---------- MATERIAL

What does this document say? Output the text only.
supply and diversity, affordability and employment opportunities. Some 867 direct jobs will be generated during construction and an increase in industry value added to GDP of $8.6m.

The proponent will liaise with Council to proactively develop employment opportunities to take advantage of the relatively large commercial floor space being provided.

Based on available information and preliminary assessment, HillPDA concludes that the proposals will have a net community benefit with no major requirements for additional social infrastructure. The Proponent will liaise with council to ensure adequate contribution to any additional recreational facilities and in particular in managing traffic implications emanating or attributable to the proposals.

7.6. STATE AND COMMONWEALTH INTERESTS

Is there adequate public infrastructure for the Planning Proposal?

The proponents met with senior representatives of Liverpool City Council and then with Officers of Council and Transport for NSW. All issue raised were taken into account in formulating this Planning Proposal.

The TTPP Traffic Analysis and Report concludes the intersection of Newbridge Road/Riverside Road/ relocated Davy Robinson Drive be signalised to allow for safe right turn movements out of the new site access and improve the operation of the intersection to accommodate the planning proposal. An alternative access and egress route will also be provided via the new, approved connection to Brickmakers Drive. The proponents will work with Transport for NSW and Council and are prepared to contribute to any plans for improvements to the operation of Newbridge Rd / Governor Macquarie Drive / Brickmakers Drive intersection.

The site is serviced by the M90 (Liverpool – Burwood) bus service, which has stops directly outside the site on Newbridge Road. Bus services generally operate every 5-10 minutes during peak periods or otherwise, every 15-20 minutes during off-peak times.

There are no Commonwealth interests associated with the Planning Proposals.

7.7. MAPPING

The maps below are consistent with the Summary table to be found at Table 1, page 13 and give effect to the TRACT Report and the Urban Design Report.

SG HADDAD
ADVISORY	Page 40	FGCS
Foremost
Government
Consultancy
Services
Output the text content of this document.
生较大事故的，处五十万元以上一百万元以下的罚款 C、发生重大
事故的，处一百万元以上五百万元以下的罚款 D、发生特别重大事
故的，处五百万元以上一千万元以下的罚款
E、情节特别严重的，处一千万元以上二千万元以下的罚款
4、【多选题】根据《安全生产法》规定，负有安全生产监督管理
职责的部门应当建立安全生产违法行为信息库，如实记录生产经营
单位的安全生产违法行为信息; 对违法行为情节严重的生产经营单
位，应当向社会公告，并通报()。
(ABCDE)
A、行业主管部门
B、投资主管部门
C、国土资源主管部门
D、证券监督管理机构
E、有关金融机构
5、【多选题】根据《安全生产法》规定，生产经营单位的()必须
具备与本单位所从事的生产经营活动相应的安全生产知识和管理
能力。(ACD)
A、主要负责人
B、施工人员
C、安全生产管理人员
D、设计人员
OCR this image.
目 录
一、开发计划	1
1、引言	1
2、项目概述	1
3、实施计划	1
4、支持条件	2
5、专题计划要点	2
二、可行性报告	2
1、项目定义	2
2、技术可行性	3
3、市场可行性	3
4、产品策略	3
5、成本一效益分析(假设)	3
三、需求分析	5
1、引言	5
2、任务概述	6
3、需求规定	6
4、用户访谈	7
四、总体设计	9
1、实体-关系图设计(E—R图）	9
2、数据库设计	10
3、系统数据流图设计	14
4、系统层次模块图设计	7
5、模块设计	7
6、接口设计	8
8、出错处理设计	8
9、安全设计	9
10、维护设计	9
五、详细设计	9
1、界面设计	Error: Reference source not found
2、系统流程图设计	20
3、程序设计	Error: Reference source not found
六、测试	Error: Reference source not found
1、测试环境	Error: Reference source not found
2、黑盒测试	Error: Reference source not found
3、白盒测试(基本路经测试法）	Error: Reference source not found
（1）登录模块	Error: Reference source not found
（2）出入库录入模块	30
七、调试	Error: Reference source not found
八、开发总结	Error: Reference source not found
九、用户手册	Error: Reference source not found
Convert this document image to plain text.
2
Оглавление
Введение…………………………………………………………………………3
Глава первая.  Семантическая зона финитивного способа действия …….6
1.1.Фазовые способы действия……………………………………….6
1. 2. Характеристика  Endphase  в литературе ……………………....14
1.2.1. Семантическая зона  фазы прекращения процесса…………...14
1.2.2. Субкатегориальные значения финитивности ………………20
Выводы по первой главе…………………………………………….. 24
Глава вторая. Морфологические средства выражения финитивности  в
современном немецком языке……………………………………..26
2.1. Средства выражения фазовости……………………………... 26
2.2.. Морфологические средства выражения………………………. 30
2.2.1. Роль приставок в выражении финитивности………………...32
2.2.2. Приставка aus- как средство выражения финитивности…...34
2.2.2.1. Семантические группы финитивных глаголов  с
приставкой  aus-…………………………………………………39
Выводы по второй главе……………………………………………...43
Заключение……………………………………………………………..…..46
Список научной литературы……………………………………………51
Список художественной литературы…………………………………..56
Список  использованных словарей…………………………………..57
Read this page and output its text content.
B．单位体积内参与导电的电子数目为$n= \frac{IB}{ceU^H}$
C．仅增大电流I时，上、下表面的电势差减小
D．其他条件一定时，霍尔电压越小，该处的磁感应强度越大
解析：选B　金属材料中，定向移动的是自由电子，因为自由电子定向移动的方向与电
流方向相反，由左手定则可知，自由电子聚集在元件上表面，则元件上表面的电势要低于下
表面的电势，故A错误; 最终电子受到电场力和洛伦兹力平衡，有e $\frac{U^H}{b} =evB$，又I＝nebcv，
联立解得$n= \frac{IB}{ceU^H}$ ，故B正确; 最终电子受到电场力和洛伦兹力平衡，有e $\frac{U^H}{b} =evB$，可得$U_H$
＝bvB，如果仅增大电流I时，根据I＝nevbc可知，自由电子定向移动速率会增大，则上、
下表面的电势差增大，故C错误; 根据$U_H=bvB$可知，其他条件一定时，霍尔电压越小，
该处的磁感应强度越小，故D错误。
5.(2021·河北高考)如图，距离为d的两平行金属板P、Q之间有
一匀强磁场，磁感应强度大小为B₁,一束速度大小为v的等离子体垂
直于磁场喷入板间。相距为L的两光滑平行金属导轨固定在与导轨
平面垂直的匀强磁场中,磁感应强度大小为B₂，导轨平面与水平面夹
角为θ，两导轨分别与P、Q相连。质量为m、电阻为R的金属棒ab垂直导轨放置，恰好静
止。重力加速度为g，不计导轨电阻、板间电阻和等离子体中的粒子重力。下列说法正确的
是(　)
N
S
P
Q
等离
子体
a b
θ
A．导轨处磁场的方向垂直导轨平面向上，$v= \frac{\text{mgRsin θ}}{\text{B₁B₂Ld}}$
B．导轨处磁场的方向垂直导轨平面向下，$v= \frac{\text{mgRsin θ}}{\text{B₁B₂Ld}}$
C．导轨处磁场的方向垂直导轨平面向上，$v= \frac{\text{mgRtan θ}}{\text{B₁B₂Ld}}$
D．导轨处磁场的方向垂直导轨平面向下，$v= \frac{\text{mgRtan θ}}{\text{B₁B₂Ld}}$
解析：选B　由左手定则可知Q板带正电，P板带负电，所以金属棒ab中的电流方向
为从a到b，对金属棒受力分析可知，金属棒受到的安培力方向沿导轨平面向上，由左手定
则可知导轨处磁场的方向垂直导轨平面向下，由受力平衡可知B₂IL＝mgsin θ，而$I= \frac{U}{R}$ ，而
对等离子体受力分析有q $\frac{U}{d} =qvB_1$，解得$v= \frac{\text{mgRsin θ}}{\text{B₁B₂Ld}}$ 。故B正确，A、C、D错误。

--------------------

§ **PROBLEM DETAILS**
Every line in the data above that contains "document" needs to be copied.

§ **ANSWER FOR THIS EXERCISE**
What does this document say? Output the text only.
Output the text content of this document.
Convert this document image to plain text.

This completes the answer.